• [PROBLEM]
Your answer is a single number: how many lines hold the word "JSON"?

• [PROVIDED DATA]
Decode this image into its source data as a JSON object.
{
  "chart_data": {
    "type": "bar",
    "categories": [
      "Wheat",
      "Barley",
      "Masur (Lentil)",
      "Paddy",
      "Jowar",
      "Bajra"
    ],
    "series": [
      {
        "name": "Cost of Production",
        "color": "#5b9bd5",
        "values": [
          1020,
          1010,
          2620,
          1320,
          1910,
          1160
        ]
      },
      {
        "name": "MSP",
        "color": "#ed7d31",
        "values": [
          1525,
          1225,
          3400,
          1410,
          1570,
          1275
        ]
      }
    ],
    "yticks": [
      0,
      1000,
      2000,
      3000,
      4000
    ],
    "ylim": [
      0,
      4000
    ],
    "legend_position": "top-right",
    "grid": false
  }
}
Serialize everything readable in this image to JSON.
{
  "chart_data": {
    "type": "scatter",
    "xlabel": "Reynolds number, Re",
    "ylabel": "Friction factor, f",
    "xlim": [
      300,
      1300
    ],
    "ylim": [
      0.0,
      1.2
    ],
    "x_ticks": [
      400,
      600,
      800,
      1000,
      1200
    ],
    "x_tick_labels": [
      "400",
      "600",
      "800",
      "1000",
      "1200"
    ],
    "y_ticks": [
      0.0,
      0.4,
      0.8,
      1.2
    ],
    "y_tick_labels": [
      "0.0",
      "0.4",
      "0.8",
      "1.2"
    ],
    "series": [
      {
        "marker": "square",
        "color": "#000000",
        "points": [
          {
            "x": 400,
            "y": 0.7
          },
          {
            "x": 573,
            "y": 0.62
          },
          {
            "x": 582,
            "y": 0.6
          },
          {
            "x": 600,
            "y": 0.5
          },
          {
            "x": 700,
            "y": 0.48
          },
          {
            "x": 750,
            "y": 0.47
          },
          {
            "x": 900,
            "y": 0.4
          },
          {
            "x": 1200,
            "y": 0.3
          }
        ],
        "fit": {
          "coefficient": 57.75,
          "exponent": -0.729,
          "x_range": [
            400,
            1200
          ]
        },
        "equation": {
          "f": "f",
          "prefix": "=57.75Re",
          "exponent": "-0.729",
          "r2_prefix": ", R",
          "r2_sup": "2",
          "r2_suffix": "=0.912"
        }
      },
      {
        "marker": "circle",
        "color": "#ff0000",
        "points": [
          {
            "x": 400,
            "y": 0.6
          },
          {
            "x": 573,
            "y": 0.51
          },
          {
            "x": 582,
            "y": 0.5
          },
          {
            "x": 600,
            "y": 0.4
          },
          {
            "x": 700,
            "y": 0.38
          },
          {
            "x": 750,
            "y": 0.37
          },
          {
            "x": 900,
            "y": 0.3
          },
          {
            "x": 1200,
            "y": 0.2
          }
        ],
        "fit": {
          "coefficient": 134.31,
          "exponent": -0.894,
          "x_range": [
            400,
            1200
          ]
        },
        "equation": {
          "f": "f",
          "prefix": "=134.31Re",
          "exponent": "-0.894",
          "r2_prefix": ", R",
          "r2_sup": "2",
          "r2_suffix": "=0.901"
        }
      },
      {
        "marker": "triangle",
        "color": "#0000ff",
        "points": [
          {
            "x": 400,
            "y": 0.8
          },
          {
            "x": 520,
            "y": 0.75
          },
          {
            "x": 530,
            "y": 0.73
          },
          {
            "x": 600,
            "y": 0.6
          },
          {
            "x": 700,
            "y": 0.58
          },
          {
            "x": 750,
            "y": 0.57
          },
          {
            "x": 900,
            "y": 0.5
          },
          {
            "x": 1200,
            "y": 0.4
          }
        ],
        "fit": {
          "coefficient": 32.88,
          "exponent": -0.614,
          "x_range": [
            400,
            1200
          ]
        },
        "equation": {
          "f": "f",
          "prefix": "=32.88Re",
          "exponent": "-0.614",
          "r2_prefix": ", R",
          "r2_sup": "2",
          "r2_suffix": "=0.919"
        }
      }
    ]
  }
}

• [ANSWER TO THIS PROBLEM]
2